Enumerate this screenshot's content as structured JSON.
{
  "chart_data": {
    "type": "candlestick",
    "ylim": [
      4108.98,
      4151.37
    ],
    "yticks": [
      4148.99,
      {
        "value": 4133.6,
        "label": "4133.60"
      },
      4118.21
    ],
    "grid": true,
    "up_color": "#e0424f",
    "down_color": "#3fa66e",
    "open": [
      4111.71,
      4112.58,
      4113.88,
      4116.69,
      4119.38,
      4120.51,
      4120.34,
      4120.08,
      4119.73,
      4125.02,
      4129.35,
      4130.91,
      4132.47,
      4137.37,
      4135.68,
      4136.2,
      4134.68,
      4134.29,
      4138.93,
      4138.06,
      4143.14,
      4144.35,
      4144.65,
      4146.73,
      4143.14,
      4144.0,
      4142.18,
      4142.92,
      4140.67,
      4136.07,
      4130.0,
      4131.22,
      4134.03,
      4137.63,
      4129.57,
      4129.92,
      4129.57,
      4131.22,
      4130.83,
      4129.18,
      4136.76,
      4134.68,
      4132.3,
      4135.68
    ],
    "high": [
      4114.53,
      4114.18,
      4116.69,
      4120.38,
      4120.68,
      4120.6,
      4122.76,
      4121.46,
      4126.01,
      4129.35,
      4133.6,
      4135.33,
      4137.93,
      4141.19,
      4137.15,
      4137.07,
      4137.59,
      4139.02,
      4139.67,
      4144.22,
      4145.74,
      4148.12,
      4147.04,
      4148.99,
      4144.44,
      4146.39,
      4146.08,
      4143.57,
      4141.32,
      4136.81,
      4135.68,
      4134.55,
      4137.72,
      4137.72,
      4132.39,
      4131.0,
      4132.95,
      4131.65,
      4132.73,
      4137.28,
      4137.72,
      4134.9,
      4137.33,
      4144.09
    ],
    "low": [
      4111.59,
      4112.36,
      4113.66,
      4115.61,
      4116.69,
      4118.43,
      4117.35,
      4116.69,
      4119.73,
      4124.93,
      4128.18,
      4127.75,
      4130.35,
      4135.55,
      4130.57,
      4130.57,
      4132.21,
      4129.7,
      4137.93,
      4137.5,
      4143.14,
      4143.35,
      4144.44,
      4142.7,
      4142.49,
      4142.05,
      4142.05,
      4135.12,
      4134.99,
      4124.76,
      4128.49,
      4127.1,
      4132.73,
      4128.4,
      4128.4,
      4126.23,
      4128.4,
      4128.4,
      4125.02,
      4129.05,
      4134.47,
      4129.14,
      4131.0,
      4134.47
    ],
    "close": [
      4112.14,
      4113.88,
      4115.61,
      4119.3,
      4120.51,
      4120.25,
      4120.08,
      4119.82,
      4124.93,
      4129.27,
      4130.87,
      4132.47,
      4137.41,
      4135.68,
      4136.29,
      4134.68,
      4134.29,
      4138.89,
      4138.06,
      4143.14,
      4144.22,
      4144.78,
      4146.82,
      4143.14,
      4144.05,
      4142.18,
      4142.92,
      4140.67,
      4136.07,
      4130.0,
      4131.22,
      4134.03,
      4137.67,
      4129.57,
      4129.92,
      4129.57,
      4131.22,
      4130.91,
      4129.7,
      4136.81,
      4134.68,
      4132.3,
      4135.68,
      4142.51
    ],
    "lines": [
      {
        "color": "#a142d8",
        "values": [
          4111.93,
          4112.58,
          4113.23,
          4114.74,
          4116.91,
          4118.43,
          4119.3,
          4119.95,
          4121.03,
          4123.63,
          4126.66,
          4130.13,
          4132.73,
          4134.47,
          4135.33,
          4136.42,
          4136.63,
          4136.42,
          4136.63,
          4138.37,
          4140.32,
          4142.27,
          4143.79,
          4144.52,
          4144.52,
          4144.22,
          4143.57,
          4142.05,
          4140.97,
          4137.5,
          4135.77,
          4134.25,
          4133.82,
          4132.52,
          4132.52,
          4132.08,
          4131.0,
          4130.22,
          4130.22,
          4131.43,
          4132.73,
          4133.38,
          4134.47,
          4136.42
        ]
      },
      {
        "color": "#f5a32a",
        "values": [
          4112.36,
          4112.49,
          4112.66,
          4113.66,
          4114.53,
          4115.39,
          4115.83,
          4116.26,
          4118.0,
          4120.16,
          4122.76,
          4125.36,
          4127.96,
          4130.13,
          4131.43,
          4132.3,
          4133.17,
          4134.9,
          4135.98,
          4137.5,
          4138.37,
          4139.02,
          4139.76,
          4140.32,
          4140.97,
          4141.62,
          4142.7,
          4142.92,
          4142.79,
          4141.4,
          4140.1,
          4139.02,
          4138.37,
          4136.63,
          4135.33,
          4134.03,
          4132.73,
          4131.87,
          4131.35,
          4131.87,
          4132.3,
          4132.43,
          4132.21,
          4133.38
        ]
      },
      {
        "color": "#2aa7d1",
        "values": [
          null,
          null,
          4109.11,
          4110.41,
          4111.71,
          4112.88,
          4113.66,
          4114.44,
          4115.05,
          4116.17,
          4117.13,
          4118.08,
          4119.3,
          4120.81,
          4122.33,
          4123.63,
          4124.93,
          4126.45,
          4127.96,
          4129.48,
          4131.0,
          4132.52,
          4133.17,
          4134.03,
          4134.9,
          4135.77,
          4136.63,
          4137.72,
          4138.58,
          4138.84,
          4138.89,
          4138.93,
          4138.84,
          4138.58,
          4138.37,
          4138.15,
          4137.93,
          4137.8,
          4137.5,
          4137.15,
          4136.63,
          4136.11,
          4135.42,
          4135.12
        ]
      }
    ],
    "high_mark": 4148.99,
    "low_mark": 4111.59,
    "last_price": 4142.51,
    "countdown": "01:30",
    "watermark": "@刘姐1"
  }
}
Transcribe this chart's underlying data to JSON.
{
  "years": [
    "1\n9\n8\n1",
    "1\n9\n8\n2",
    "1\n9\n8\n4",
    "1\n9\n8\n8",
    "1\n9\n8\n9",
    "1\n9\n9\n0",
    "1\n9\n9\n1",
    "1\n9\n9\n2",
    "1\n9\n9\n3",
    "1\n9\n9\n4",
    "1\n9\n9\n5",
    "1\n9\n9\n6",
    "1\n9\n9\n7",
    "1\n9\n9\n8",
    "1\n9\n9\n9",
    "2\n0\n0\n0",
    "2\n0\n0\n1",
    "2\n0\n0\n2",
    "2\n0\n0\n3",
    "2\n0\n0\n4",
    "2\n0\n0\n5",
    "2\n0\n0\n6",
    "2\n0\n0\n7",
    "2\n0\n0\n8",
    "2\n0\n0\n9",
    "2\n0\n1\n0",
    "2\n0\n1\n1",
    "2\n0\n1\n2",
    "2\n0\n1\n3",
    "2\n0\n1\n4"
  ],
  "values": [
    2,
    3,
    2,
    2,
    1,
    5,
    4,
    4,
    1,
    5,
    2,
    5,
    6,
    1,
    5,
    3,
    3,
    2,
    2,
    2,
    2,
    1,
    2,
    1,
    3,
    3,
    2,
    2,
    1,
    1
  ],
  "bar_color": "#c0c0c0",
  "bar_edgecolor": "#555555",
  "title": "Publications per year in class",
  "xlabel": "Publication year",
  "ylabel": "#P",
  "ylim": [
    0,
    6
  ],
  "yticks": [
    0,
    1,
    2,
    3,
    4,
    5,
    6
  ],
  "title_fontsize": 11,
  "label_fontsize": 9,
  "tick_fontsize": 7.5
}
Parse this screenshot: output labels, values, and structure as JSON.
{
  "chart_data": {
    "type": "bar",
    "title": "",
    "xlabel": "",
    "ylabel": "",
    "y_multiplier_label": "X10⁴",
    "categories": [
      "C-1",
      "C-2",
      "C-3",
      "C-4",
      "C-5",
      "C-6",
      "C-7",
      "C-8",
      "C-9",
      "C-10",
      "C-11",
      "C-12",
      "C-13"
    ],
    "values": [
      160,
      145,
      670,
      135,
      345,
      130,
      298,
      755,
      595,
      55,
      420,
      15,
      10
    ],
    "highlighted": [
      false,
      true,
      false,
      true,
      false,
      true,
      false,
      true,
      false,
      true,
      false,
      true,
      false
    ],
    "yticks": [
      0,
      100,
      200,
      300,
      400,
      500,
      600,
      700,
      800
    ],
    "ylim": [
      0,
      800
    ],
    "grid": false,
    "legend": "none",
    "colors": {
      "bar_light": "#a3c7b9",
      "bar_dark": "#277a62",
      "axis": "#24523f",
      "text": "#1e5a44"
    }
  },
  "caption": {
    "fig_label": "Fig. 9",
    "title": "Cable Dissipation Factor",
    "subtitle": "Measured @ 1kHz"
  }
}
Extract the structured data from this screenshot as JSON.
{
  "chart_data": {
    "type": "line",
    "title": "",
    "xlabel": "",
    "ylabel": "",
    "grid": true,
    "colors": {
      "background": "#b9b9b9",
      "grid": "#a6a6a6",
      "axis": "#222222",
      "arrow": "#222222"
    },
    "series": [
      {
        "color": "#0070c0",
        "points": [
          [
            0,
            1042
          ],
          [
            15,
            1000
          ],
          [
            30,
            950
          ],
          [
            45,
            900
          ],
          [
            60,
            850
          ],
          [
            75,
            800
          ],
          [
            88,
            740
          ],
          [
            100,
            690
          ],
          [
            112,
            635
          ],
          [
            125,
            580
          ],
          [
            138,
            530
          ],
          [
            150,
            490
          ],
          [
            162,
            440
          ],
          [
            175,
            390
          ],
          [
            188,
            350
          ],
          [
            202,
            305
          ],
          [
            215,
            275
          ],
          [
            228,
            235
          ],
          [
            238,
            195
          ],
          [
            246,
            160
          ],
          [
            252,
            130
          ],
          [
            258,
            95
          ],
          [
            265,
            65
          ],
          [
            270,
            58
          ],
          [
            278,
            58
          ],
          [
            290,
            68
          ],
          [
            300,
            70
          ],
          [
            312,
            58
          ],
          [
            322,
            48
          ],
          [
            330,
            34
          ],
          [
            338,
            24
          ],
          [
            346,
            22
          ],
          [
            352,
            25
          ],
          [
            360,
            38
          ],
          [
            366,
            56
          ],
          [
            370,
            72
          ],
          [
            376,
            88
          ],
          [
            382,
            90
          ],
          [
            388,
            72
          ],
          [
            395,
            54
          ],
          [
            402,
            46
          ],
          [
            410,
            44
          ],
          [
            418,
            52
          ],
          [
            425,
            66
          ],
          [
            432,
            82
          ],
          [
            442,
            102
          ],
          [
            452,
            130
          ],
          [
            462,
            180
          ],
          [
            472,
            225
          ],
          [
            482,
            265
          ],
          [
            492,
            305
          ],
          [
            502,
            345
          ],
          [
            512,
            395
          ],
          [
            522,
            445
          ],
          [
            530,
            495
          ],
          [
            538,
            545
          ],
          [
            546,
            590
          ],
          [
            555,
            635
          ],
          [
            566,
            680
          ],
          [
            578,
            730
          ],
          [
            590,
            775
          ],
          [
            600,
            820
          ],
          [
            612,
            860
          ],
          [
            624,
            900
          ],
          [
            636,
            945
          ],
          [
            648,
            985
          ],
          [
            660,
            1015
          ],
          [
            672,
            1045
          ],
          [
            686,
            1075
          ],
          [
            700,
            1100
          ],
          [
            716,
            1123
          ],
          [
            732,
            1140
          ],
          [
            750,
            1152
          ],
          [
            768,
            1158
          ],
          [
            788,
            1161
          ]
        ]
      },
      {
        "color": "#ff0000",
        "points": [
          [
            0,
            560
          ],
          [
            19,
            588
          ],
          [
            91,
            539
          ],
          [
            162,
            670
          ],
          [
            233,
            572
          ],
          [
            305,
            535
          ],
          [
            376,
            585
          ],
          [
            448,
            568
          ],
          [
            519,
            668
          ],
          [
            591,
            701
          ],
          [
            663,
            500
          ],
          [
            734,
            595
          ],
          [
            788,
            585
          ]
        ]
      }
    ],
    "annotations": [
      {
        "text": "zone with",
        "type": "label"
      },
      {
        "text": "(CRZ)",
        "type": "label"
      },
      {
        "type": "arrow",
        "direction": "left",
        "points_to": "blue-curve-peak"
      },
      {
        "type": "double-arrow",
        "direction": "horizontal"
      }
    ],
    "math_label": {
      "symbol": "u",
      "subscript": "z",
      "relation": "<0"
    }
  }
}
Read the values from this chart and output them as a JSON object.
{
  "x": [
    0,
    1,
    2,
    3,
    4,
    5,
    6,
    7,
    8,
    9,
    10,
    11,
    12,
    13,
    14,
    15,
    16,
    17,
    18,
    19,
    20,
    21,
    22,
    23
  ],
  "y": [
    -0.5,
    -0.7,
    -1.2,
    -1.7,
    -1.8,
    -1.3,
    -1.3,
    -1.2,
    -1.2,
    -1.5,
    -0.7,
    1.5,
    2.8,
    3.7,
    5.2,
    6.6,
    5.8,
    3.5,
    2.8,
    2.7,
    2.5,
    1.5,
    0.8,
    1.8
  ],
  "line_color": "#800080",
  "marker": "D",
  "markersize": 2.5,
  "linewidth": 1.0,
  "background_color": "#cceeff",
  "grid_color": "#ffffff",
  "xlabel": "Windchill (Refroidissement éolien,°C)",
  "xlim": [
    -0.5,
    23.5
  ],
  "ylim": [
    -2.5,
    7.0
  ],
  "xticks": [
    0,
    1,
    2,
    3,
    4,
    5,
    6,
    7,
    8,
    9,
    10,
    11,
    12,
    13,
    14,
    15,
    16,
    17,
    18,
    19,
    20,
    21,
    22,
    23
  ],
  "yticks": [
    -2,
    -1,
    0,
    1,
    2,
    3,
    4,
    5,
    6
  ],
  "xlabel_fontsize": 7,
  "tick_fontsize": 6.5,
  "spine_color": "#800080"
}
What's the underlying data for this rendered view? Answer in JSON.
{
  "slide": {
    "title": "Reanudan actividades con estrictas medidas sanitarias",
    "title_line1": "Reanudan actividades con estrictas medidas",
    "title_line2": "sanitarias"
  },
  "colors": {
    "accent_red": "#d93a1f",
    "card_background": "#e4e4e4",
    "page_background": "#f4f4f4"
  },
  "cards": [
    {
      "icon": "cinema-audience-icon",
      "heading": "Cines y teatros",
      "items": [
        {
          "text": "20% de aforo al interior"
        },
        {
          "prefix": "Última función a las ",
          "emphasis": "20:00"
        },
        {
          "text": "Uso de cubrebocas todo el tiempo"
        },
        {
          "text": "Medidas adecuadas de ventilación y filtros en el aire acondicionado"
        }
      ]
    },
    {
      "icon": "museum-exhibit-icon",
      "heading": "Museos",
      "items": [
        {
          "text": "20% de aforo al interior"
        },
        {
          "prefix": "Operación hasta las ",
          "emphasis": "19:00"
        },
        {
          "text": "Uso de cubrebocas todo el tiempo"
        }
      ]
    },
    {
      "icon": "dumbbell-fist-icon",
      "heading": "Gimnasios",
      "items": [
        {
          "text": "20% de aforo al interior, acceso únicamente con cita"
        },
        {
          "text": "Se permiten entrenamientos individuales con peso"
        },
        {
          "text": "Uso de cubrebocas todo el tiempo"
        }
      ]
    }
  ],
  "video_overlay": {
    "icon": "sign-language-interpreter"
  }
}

Instructions to follow
In the records above, find each line that holds the word "this"; copy all such lines.

Solution
Enumerate this screenshot's content as structured JSON.
Transcribe this chart's underlying data to JSON.
Parse this screenshot: output labels, values, and structure as JSON.
Extract the structured data from this screenshot as JSON.
Read the values from this chart and output them as a JSON object.
What's the underlying data for this rendered view? Answer in JSON.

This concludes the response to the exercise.